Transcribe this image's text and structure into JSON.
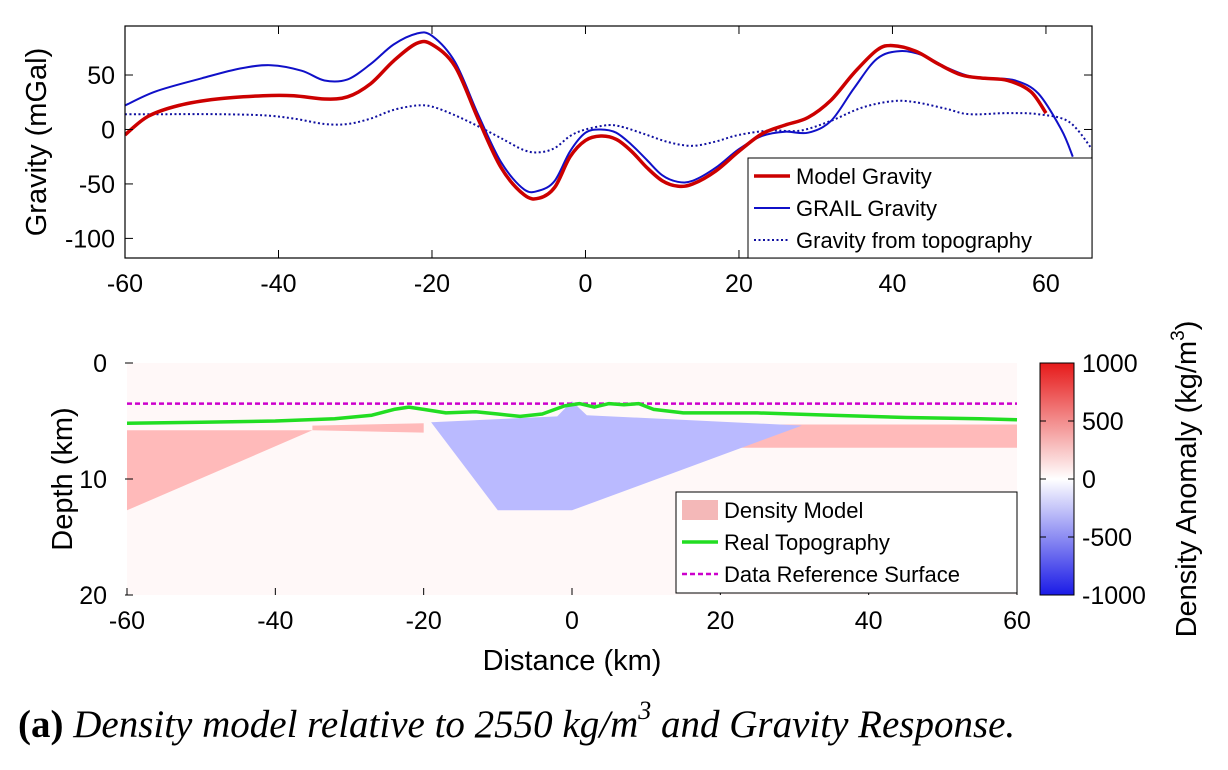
{
  "caption": {
    "label": "(a)",
    "text_before": "Density model relative to 2550 kg/m",
    "superscript": "3",
    "text_after": " and Gravity Response."
  },
  "chart_data": [
    {
      "type": "line",
      "ylabel": "Gravity (mGal)",
      "xlabel": "",
      "xlim": [
        -60,
        66
      ],
      "ylim": [
        -118,
        95
      ],
      "xticks": [
        -60,
        -40,
        -20,
        0,
        20,
        40,
        60
      ],
      "yticks": [
        -100,
        -50,
        0,
        50
      ],
      "legend": "bottom-right",
      "series": [
        {
          "name": "Model Gravity",
          "color": "#cc0000",
          "style": "solid",
          "points": [
            [
              -60,
              -5
            ],
            [
              -57,
              12
            ],
            [
              -53,
              22
            ],
            [
              -48,
              28
            ],
            [
              -42,
              31
            ],
            [
              -38,
              31
            ],
            [
              -34,
              28
            ],
            [
              -31,
              30
            ],
            [
              -28,
              42
            ],
            [
              -25,
              63
            ],
            [
              -22,
              79
            ],
            [
              -20,
              78
            ],
            [
              -17,
              58
            ],
            [
              -14,
              10
            ],
            [
              -11,
              -35
            ],
            [
              -8,
              -60
            ],
            [
              -6,
              -63
            ],
            [
              -4,
              -53
            ],
            [
              -2,
              -25
            ],
            [
              0,
              -10
            ],
            [
              2,
              -6
            ],
            [
              4,
              -9
            ],
            [
              6,
              -20
            ],
            [
              8,
              -35
            ],
            [
              10,
              -47
            ],
            [
              12,
              -52
            ],
            [
              14,
              -50
            ],
            [
              17,
              -38
            ],
            [
              20,
              -20
            ],
            [
              23,
              -4
            ],
            [
              26,
              4
            ],
            [
              29,
              11
            ],
            [
              32,
              27
            ],
            [
              35,
              52
            ],
            [
              38,
              73
            ],
            [
              40,
              77
            ],
            [
              43,
              72
            ],
            [
              46,
              60
            ],
            [
              49,
              50
            ],
            [
              52,
              47
            ],
            [
              55,
              45
            ],
            [
              58,
              35
            ],
            [
              60,
              15
            ]
          ]
        },
        {
          "name": "GRAIL Gravity",
          "color": "#1010c8",
          "style": "solid",
          "points": [
            [
              -60,
              22
            ],
            [
              -56,
              35
            ],
            [
              -50,
              47
            ],
            [
              -45,
              56
            ],
            [
              -41,
              59
            ],
            [
              -37,
              54
            ],
            [
              -34,
              45
            ],
            [
              -31,
              46
            ],
            [
              -28,
              60
            ],
            [
              -25,
              78
            ],
            [
              -22,
              88
            ],
            [
              -20,
              86
            ],
            [
              -17,
              62
            ],
            [
              -14,
              14
            ],
            [
              -11,
              -30
            ],
            [
              -8,
              -55
            ],
            [
              -6,
              -56
            ],
            [
              -4,
              -47
            ],
            [
              -2,
              -20
            ],
            [
              0,
              -3
            ],
            [
              2,
              0
            ],
            [
              4,
              -3
            ],
            [
              6,
              -14
            ],
            [
              8,
              -28
            ],
            [
              10,
              -42
            ],
            [
              12,
              -48
            ],
            [
              14,
              -47
            ],
            [
              17,
              -35
            ],
            [
              20,
              -18
            ],
            [
              23,
              -6
            ],
            [
              26,
              -2
            ],
            [
              29,
              -3
            ],
            [
              32,
              8
            ],
            [
              35,
              38
            ],
            [
              38,
              65
            ],
            [
              41,
              72
            ],
            [
              44,
              68
            ],
            [
              47,
              57
            ],
            [
              50,
              49
            ],
            [
              53,
              47
            ],
            [
              56,
              45
            ],
            [
              59,
              33
            ],
            [
              62,
              0
            ],
            [
              63.5,
              -25
            ]
          ]
        },
        {
          "name": "Gravity from topography",
          "color": "#1010a0",
          "style": "dotted",
          "points": [
            [
              -60,
              14
            ],
            [
              -55,
              14
            ],
            [
              -48,
              14
            ],
            [
              -42,
              13
            ],
            [
              -38,
              10
            ],
            [
              -34,
              5
            ],
            [
              -31,
              5
            ],
            [
              -28,
              10
            ],
            [
              -25,
              18
            ],
            [
              -22,
              22
            ],
            [
              -20,
              21
            ],
            [
              -17,
              13
            ],
            [
              -14,
              3
            ],
            [
              -11,
              -8
            ],
            [
              -8,
              -19
            ],
            [
              -6,
              -21
            ],
            [
              -4,
              -17
            ],
            [
              -2,
              -6
            ],
            [
              0,
              0
            ],
            [
              3,
              4
            ],
            [
              5,
              2
            ],
            [
              8,
              -5
            ],
            [
              11,
              -12
            ],
            [
              14,
              -15
            ],
            [
              17,
              -11
            ],
            [
              20,
              -5
            ],
            [
              24,
              -1
            ],
            [
              28,
              -1
            ],
            [
              32,
              8
            ],
            [
              36,
              20
            ],
            [
              40,
              26
            ],
            [
              43,
              25
            ],
            [
              47,
              19
            ],
            [
              50,
              14
            ],
            [
              55,
              15
            ],
            [
              59,
              14
            ],
            [
              63,
              7
            ],
            [
              66,
              -18
            ]
          ]
        }
      ]
    },
    {
      "type": "area",
      "xlabel": "Distance (km)",
      "ylabel": "Depth (km)",
      "colorbar_label": "Density Anomaly (kg/m",
      "colorbar_label_sup": "3",
      "colorbar_label_end": ")",
      "xlim": [
        -60,
        60
      ],
      "ylim": [
        20,
        0
      ],
      "xticks": [
        -60,
        -40,
        -20,
        0,
        20,
        40,
        60
      ],
      "yticks": [
        0,
        10,
        20
      ],
      "colorbar_ticks": [
        1000,
        500,
        0,
        -500,
        -1000
      ],
      "colorbar_range": [
        -1000,
        1000
      ],
      "legend": "bottom-right",
      "legend_entries": [
        {
          "name": "Density Model",
          "color": "#f4b8b8"
        },
        {
          "name": "Real Topography",
          "color": "#22dd22"
        },
        {
          "name": "Data Reference Surface",
          "color": "#cc00cc"
        }
      ],
      "background_density": 30,
      "polygons": [
        {
          "density": 300,
          "points": [
            [
              -60,
              5.8
            ],
            [
              -35,
              5.8
            ],
            [
              -60,
              12.7
            ]
          ]
        },
        {
          "density": 300,
          "points": [
            [
              -35,
              5.4
            ],
            [
              -20,
              5.2
            ],
            [
              -20,
              6.0
            ],
            [
              -35,
              5.8
            ]
          ]
        },
        {
          "density": 300,
          "points": [
            [
              22,
              5.3
            ],
            [
              60,
              5.3
            ],
            [
              60,
              7.3
            ],
            [
              22,
              7.3
            ]
          ]
        },
        {
          "density": -300,
          "points": [
            [
              -19,
              5.1
            ],
            [
              -2,
              4.6
            ],
            [
              0,
              3.3
            ],
            [
              2,
              4.5
            ],
            [
              28,
              5.3
            ],
            [
              31,
              5.4
            ],
            [
              0,
              12.7
            ],
            [
              -10,
              12.7
            ]
          ]
        }
      ],
      "topography": [
        [
          -60,
          5.2
        ],
        [
          -50,
          5.1
        ],
        [
          -40,
          5.0
        ],
        [
          -32,
          4.8
        ],
        [
          -27,
          4.5
        ],
        [
          -24,
          4.0
        ],
        [
          -22,
          3.8
        ],
        [
          -20,
          4.0
        ],
        [
          -17,
          4.3
        ],
        [
          -13,
          4.2
        ],
        [
          -10,
          4.4
        ],
        [
          -7,
          4.6
        ],
        [
          -4,
          4.4
        ],
        [
          -1,
          3.7
        ],
        [
          1,
          3.5
        ],
        [
          3,
          3.8
        ],
        [
          5,
          3.5
        ],
        [
          7,
          3.6
        ],
        [
          9,
          3.5
        ],
        [
          11,
          4.0
        ],
        [
          15,
          4.3
        ],
        [
          25,
          4.3
        ],
        [
          35,
          4.5
        ],
        [
          45,
          4.7
        ],
        [
          55,
          4.8
        ],
        [
          60,
          4.9
        ]
      ],
      "reference_surface_depth": 3.5
    }
  ]
}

++++++++

● Stated goal
Check each line of the data above for the word "ylabel", then state how many lines have it. Give the number alone.

● Task answer
2